**WHAT IS ASKED**
Reproduce the following items verbatim, starting with the line containing "power-icon xyxy=(128,277,204,311)" and ending with the line containing "arrow-down-icon xyxy=(319,286,355,324)", both included.

**ITEMS**
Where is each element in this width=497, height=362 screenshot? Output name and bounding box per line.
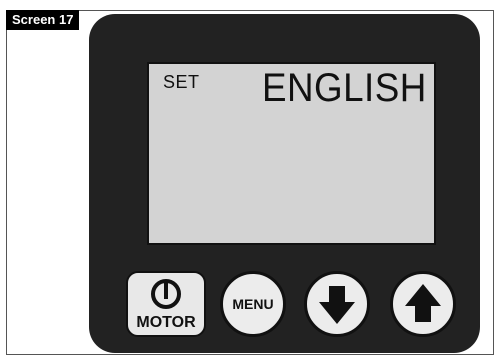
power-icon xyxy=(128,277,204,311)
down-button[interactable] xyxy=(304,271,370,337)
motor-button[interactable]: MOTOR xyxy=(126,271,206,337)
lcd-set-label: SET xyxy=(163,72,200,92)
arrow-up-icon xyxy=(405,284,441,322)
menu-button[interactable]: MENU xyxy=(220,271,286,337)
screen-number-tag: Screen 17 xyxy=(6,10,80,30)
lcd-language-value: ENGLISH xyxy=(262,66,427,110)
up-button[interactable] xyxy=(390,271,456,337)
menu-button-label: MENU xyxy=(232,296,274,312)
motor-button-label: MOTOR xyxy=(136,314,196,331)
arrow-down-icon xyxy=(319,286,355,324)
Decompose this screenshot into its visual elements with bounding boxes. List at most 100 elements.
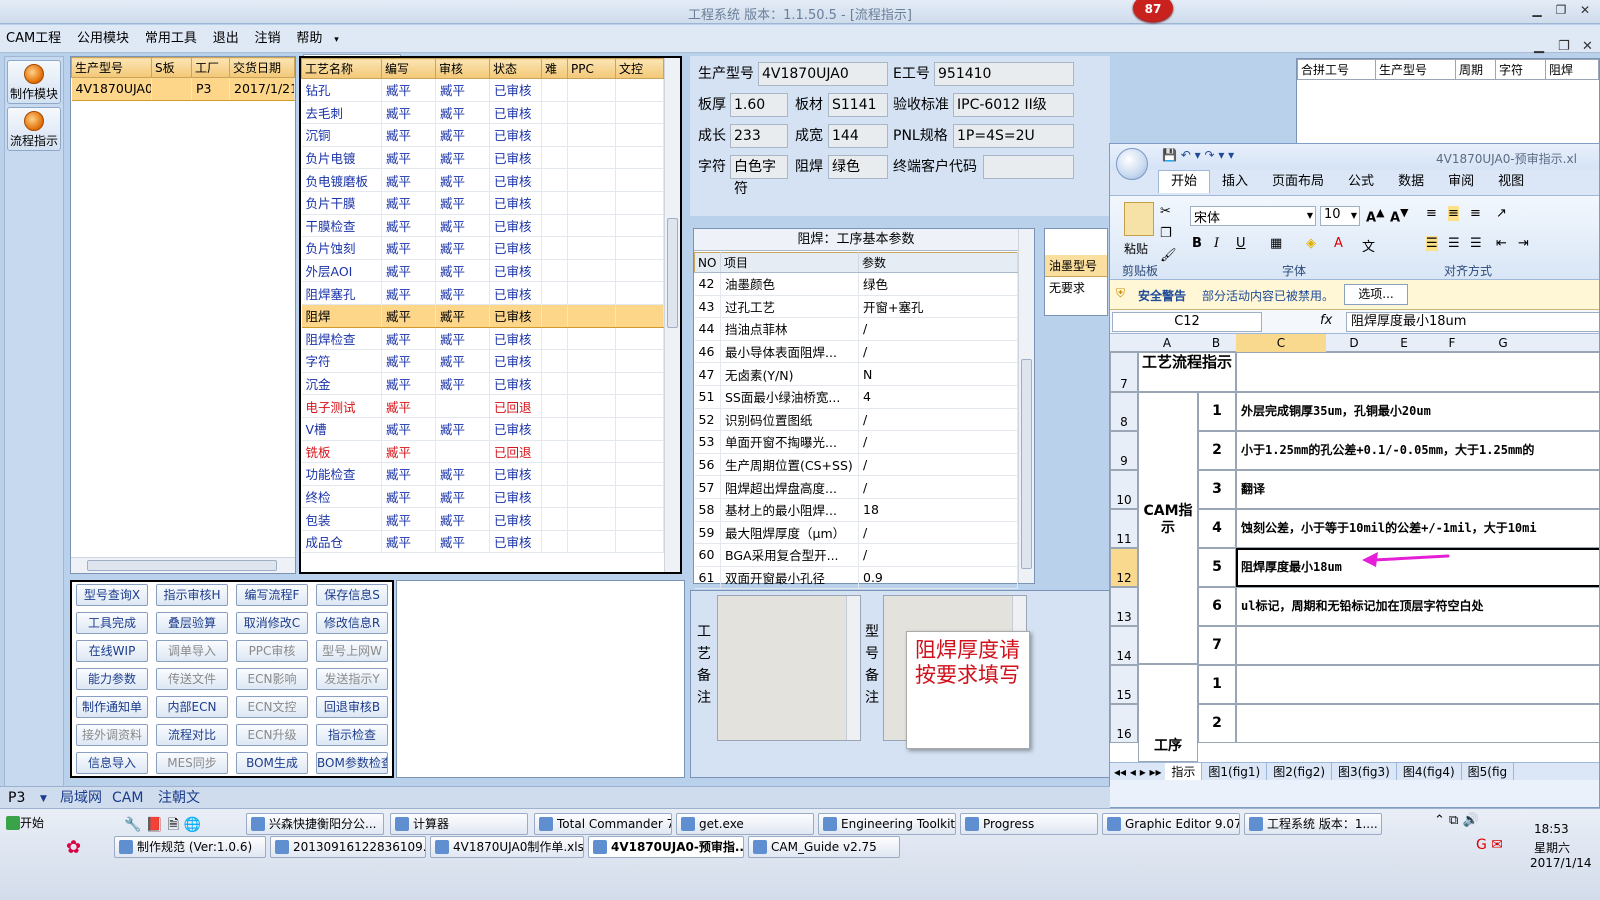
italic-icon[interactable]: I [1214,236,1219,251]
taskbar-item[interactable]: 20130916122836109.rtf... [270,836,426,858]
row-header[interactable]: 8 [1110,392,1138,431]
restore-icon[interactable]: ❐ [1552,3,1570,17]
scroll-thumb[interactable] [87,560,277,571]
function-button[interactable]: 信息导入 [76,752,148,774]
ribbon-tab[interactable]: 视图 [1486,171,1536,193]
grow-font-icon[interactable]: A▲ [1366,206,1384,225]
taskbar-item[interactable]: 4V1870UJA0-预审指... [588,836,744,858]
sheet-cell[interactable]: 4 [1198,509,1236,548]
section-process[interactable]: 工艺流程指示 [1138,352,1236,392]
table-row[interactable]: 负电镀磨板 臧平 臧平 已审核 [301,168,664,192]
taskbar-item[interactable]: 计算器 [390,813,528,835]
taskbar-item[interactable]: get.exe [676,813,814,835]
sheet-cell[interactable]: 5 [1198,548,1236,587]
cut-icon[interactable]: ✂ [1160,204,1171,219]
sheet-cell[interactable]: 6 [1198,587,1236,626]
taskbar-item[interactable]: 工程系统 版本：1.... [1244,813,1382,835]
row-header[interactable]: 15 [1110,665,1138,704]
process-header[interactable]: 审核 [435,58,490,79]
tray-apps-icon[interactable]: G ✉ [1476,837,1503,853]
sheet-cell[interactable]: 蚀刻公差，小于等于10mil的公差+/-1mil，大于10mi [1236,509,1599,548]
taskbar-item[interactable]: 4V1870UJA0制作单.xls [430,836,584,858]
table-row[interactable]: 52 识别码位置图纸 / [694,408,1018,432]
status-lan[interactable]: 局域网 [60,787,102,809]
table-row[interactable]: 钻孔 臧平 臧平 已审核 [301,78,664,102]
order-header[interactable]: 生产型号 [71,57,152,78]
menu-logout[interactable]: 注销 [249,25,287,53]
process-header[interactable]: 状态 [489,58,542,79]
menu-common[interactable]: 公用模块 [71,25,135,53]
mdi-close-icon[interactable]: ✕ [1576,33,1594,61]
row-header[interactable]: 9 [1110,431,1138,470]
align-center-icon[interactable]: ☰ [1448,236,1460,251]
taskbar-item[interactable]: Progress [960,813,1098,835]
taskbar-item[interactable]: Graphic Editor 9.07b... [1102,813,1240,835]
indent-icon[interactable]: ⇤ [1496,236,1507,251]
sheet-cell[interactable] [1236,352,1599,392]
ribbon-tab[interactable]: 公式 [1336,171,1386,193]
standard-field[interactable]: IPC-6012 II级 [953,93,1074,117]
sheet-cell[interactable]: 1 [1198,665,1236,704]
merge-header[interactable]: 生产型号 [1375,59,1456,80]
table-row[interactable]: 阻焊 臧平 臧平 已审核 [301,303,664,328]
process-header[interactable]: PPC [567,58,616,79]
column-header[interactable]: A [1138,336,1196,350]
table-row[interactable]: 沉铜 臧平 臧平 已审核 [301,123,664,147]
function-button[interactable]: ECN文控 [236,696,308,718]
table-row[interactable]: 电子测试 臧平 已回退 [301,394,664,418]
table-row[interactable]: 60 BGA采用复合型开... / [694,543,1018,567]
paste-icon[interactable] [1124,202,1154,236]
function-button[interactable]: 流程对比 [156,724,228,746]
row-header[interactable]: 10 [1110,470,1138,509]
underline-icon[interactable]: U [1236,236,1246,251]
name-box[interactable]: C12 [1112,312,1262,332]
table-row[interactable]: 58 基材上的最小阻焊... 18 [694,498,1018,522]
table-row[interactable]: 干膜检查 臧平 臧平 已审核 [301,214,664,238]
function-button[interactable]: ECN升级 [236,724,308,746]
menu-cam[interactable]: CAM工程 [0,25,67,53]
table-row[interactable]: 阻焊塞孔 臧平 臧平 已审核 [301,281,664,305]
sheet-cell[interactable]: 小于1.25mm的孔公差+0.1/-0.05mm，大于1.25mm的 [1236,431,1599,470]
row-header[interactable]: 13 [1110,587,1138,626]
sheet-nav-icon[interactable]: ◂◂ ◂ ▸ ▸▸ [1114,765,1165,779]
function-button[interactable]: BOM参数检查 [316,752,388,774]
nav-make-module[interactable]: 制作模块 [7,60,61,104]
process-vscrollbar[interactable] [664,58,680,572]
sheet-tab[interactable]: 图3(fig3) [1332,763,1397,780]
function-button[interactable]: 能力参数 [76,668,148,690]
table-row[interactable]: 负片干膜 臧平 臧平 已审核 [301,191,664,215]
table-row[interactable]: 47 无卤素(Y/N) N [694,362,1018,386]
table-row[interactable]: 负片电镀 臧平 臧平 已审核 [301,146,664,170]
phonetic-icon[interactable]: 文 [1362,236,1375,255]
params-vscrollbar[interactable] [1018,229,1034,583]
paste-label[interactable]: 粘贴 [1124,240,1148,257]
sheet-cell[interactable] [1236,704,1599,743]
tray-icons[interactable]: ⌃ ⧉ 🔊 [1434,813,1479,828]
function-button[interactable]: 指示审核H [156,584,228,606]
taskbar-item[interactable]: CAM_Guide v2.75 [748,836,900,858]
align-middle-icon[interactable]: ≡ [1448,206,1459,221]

**ANSWER TO THIS EXERCISE**
power-icon xyxy=(128,277,204,311)
down-button[interactable] xyxy=(304,271,370,337)
motor-button[interactable]: MOTOR xyxy=(126,271,206,337)
lcd-set-label: SET xyxy=(163,72,200,92)
arrow-up-icon xyxy=(405,284,441,322)
menu-button[interactable]: MENU xyxy=(220,271,286,337)
screen-number-tag: Screen 17 xyxy=(6,10,80,30)
lcd-language-value: ENGLISH xyxy=(262,66,427,110)
up-button[interactable] xyxy=(390,271,456,337)
menu-button-label: MENU xyxy=(232,296,274,312)
motor-button-label: MOTOR xyxy=(136,314,196,331)
arrow-down-icon xyxy=(319,286,355,324)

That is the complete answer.